Exercise: Output as a JSON list of strings the lines of the material that open with the line containing "legend-label: Scheduled [570, 82, 636, 98]" and close with the line containing "legend-swatch [511, 82, 564, 99]", both included. Give one string per line and leave out any blank lines.

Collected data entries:
+-------+
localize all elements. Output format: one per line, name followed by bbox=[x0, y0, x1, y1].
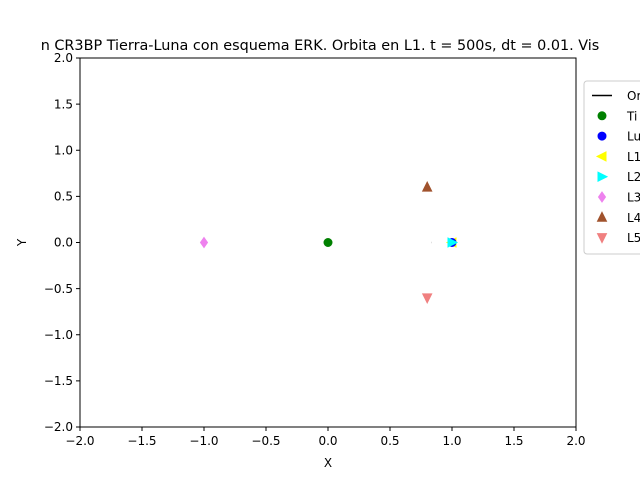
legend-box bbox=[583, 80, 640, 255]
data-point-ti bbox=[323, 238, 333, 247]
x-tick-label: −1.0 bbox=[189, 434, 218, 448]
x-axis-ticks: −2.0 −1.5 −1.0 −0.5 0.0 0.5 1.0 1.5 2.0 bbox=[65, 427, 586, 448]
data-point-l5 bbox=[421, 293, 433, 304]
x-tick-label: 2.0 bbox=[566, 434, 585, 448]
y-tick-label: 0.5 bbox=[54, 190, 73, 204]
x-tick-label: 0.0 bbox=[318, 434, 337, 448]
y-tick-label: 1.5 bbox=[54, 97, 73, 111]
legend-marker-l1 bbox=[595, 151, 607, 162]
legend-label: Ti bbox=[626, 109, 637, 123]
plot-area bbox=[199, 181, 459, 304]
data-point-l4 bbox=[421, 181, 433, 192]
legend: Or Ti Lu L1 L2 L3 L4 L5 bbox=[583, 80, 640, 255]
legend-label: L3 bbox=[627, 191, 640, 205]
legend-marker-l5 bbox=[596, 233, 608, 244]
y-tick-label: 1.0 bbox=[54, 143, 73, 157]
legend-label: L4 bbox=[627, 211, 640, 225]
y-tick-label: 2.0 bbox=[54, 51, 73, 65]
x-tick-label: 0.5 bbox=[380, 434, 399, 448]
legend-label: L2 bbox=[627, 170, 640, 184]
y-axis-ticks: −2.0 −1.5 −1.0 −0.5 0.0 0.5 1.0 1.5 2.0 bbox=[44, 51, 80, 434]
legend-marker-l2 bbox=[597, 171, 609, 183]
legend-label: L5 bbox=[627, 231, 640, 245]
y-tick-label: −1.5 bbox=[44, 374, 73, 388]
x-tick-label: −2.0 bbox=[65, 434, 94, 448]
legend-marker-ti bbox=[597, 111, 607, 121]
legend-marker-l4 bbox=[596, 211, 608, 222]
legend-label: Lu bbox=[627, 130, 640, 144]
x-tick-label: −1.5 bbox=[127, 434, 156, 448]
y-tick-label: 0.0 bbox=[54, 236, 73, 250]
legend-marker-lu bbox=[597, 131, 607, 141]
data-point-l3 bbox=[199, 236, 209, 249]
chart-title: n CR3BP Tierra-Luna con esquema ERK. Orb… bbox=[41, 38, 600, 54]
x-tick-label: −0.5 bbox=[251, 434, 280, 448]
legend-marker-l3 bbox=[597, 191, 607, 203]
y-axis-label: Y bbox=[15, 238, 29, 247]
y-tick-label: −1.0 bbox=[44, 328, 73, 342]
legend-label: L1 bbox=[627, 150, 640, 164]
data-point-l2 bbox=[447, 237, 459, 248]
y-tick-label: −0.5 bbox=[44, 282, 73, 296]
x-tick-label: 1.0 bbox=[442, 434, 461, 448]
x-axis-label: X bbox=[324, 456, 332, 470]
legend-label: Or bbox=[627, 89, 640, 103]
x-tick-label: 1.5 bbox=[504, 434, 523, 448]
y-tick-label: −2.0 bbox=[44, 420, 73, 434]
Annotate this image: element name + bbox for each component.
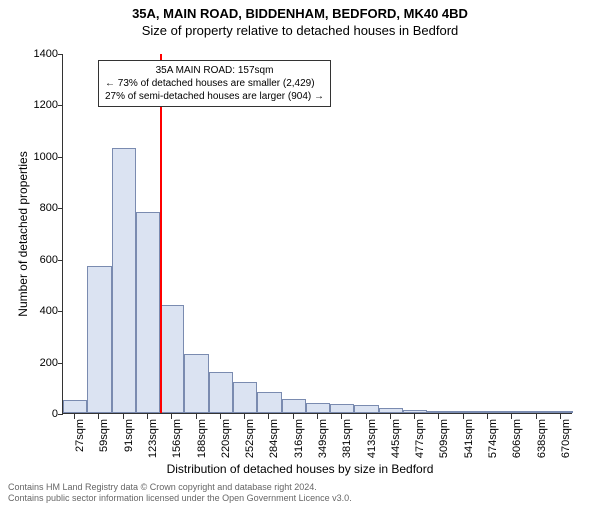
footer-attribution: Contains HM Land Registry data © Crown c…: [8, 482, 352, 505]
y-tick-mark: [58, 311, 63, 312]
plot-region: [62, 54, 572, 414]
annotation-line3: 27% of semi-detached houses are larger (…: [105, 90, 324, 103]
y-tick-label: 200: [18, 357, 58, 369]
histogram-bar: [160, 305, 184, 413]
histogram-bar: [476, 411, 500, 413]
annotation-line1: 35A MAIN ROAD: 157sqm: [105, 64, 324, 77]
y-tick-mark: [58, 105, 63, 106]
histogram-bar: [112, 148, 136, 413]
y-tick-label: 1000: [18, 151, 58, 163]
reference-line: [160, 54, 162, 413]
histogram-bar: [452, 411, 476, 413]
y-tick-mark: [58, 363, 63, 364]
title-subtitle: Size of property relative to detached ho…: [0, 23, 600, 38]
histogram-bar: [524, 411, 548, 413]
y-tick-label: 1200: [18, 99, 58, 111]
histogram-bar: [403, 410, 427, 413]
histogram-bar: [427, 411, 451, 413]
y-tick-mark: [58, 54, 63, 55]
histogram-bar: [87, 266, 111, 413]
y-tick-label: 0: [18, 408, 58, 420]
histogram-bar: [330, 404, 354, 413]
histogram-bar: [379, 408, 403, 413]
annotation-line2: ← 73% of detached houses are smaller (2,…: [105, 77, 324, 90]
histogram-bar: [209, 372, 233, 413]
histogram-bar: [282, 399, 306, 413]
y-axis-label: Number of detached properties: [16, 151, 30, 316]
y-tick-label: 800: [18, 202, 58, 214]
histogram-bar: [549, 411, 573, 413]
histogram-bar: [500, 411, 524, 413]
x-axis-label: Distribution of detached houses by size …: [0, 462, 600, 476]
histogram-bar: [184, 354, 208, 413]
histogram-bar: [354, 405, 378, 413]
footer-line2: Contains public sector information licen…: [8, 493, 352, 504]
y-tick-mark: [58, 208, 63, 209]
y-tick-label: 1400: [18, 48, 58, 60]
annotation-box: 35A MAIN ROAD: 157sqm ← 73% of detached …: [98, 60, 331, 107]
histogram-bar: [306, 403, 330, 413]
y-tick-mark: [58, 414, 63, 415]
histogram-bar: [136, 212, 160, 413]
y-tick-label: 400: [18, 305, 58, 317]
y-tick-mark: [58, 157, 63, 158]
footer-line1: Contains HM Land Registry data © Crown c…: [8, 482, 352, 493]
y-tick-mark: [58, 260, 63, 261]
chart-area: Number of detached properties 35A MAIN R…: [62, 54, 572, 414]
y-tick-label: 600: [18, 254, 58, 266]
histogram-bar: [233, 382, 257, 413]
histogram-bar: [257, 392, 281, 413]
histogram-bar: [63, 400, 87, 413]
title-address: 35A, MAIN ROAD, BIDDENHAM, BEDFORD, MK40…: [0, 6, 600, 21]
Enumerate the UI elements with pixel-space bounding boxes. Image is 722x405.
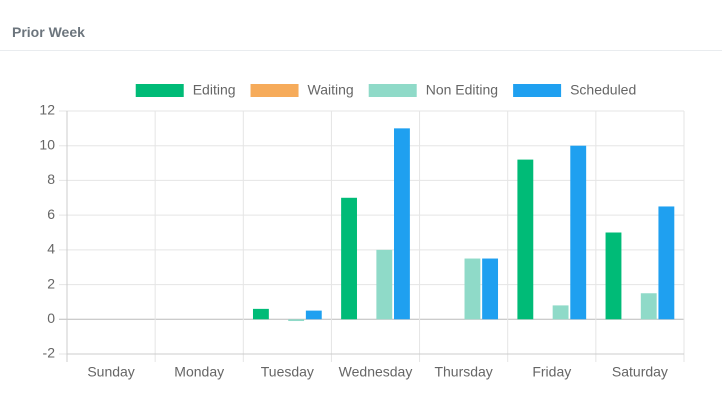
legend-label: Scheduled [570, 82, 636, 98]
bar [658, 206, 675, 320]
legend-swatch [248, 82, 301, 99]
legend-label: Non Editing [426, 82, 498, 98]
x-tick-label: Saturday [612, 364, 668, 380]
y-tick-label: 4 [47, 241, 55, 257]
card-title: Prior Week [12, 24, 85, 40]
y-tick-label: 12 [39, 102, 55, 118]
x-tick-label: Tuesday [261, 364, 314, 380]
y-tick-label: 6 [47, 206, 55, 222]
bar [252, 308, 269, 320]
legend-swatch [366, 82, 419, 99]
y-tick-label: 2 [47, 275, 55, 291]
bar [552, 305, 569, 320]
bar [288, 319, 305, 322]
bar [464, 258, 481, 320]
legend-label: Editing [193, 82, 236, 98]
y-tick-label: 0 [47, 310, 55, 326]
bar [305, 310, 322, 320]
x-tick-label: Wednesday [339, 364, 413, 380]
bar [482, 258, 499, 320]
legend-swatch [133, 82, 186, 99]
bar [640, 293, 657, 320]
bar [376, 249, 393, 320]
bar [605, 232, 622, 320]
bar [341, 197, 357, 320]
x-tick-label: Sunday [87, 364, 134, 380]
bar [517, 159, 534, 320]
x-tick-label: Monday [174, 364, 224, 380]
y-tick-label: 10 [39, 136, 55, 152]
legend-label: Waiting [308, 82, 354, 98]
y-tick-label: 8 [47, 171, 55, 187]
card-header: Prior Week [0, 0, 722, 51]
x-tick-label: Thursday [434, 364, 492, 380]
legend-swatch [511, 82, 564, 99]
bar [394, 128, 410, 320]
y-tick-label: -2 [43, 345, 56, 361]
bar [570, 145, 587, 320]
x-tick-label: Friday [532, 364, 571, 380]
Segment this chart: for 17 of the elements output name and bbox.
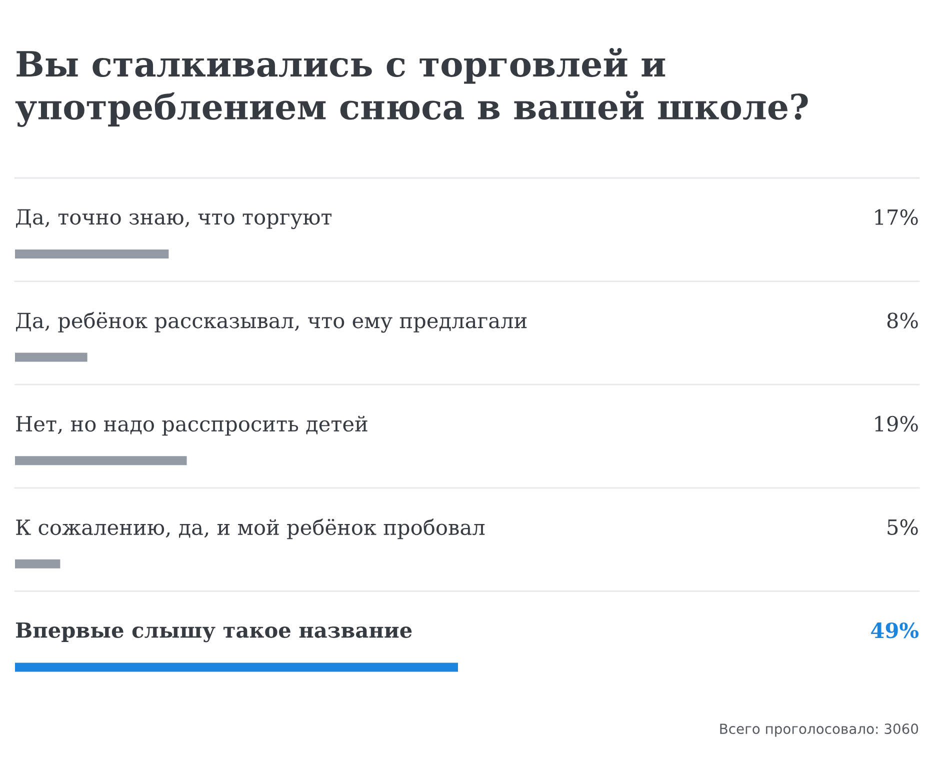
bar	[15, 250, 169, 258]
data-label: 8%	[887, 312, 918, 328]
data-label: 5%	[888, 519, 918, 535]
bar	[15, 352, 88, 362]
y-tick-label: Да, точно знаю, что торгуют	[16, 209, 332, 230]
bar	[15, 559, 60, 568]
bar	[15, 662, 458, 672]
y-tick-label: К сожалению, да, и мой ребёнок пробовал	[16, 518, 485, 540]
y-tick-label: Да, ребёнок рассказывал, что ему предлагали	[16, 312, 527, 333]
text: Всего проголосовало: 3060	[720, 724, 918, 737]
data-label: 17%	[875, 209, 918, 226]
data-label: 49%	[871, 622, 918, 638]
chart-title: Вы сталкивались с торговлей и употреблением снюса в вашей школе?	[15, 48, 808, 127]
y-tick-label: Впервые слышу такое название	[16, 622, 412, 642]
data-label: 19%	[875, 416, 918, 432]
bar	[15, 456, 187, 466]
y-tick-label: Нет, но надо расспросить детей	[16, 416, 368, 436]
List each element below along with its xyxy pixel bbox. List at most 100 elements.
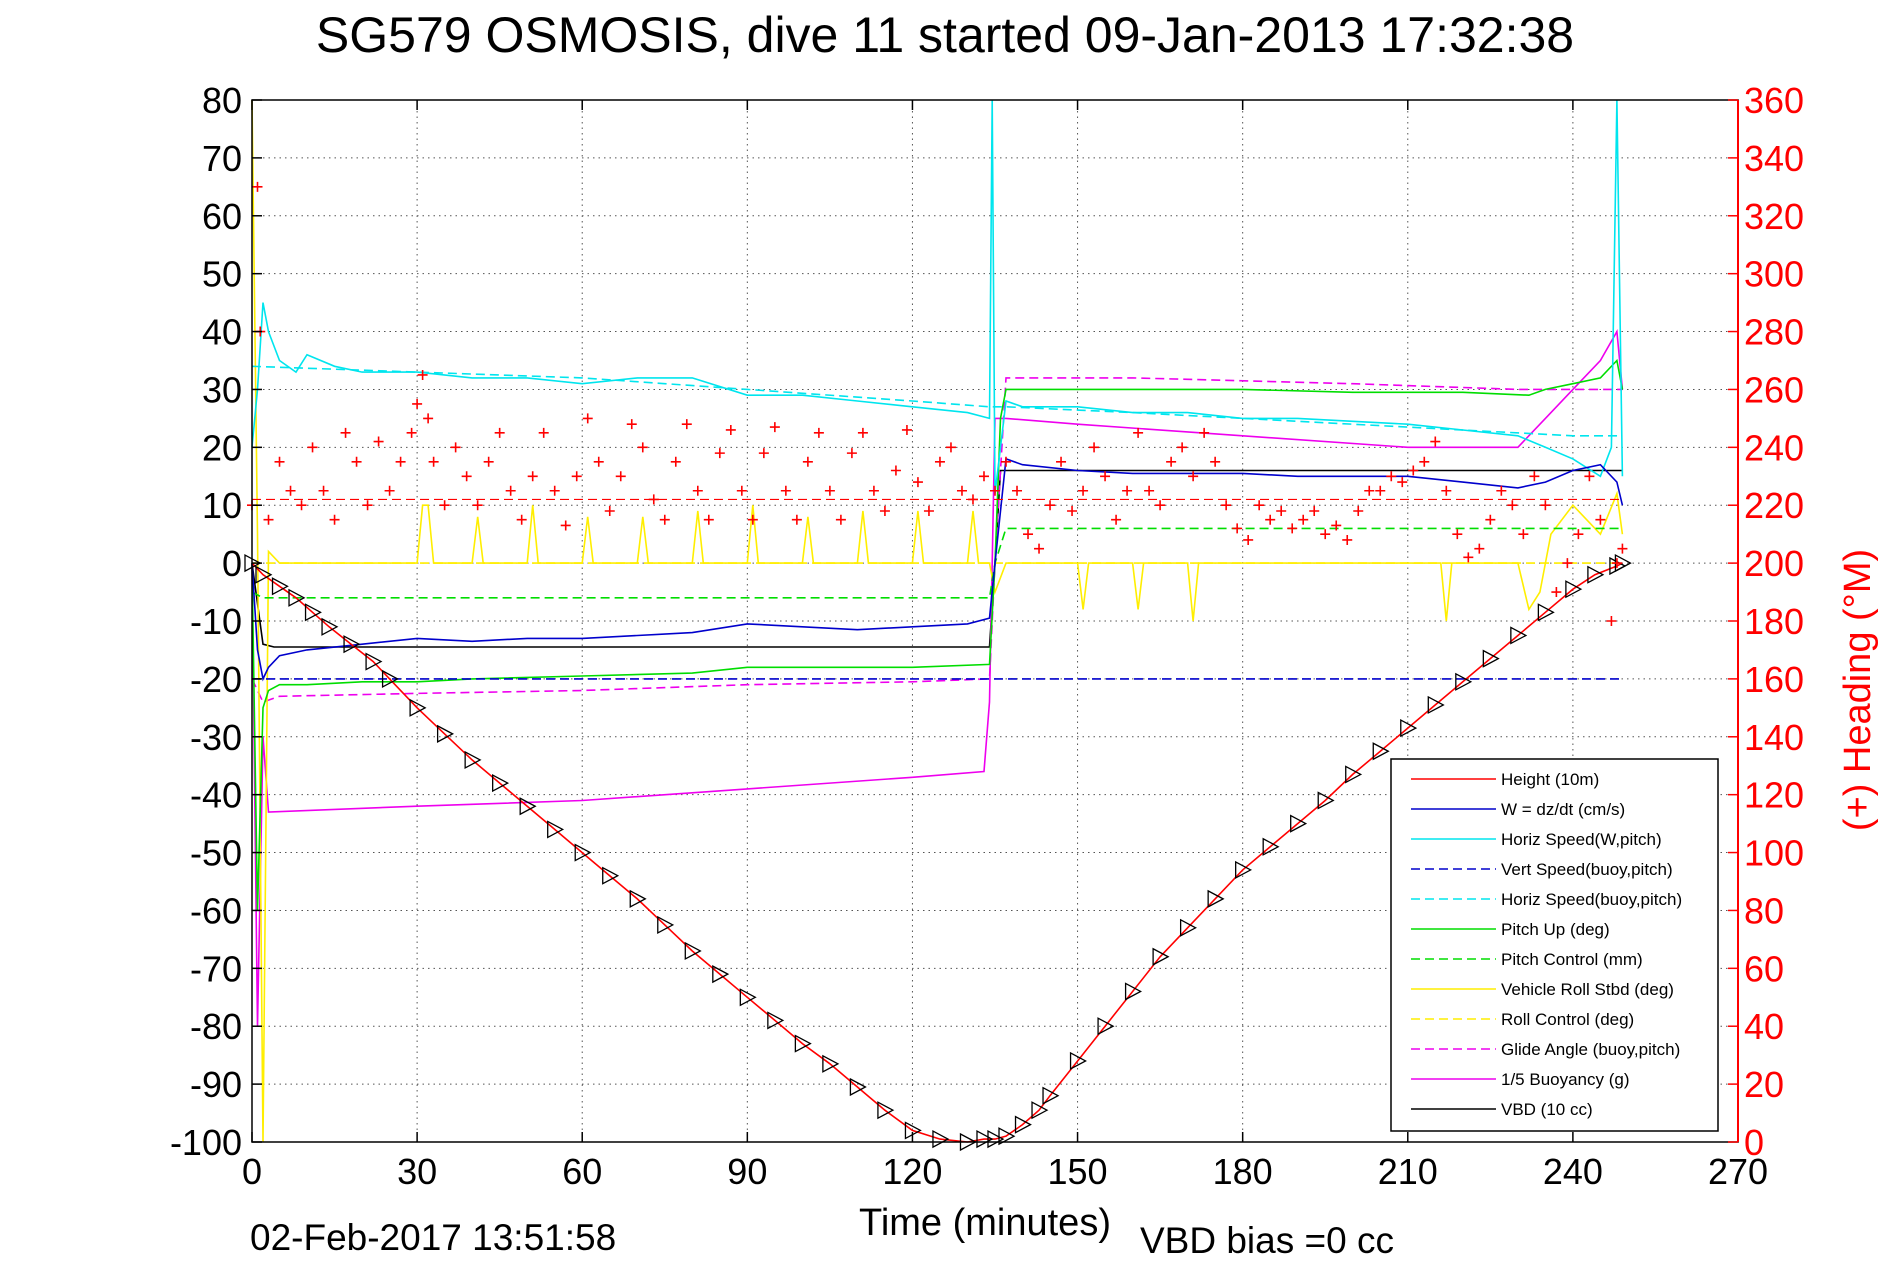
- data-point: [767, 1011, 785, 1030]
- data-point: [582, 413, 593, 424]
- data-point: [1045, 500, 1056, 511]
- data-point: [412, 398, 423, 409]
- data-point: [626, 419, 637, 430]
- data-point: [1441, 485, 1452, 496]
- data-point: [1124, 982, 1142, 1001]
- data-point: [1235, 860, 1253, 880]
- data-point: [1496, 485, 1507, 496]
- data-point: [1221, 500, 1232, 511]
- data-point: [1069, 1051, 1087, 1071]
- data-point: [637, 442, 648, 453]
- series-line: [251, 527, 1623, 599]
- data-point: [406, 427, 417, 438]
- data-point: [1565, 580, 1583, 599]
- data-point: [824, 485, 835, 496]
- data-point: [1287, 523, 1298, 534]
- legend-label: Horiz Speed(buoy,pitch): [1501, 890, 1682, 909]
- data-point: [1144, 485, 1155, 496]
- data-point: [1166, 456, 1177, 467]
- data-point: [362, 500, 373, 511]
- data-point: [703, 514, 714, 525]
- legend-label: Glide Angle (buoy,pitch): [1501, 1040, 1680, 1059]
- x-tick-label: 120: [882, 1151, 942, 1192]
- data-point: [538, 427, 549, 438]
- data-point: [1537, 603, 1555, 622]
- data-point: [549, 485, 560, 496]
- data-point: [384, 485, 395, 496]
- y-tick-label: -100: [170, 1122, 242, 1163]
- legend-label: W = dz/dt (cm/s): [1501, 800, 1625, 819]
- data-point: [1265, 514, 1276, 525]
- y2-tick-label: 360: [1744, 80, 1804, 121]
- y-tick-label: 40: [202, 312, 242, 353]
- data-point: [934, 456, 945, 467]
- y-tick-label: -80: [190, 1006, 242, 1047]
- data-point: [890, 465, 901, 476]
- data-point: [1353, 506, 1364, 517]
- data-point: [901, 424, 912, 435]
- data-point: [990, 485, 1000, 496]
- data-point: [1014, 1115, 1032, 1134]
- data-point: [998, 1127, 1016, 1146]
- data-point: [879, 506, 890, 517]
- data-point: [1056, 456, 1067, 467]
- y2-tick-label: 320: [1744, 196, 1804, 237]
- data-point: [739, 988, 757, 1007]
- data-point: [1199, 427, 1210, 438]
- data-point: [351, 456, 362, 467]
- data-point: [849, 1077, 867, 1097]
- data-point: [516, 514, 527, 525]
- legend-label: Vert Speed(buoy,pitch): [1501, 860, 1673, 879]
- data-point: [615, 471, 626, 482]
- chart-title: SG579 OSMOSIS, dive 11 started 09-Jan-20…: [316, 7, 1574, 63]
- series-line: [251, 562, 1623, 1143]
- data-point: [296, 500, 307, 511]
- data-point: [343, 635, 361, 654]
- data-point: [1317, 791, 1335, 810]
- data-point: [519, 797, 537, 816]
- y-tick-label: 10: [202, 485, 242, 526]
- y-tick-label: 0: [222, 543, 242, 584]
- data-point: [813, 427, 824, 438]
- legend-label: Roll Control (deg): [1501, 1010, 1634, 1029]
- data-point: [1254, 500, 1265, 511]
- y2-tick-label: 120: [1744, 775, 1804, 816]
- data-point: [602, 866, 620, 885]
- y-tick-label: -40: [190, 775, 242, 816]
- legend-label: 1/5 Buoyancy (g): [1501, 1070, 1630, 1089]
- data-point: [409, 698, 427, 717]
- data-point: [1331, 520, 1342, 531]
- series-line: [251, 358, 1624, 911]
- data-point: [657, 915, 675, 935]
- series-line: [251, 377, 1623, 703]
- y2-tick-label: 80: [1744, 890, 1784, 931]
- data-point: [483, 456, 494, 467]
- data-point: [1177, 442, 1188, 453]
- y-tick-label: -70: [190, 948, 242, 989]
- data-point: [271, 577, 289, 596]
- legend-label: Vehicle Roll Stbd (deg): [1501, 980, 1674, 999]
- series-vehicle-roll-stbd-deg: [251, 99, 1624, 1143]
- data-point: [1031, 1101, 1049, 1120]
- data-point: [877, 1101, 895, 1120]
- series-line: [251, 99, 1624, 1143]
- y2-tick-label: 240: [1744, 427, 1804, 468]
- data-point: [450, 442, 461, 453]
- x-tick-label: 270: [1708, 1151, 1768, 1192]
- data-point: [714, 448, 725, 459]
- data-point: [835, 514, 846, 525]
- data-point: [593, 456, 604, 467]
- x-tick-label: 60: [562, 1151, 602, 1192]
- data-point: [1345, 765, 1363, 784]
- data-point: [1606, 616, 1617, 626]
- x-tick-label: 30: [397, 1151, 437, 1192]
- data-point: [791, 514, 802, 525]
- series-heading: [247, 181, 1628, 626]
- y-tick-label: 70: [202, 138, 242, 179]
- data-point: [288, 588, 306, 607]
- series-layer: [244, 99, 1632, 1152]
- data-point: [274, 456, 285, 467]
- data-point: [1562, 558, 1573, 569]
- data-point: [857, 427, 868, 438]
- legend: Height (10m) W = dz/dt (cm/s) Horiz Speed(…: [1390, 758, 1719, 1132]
+-------+
Task response:
[
  "legend-label: Scheduled [570, 82, 636, 98]",
  "bar [658, 206, 675, 320]",
  "legend-swatch [248, 82, 301, 99]",
  "legend-label: Non Editing [426, 82, 498, 98]",
  "x-tick-label: Saturday [612, 364, 668, 380]",
  "y-tick-label: 4 [47, 241, 55, 257]",
  "card-title: Prior Week [12, 24, 85, 40]",
  "y-tick-label: 12 [39, 102, 55, 118]",
  "x-tick-label: Tuesday [261, 364, 314, 380]",
  "y-tick-label: 6 [47, 206, 55, 222]",
  "bar [252, 308, 269, 320]",
  "legend-swatch [366, 82, 419, 99]",
  "y-tick-label: 2 [47, 275, 55, 291]",
  "bar [552, 305, 569, 320]",
  "bar [288, 319, 305, 322]",
  "bar [464, 258, 481, 320]",
  "legend-label: Editing [193, 82, 236, 98]",
  "y-tick-label: 0 [47, 310, 55, 326]",
  "bar [305, 310, 322, 320]",
  "x-tick-label: Wednesday [339, 364, 413, 380]",
  "bar [482, 258, 499, 320]",
  "legend-swatch [133, 82, 186, 99]",
  "bar [640, 293, 657, 320]",
  "bar [376, 249, 393, 320]",
  "bar [605, 232, 622, 320]",
  "bar [341, 197, 357, 320]",
  "x-tick-label: Sunday [87, 364, 134, 380]",
  "bar [517, 159, 534, 320]",
  "x-tick-label: Monday [174, 364, 224, 380]",
  "y-tick-label: 10 [39, 136, 55, 152]",
  "legend-label: Waiting [308, 82, 354, 98]",
  "y-tick-label: 8 [47, 171, 55, 187]",
  "card-header: Prior Week [0, 0, 722, 51]",
  "x-tick-label: Thursday [434, 364, 492, 380]",
  "legend-swatch [511, 82, 564, 99]"
]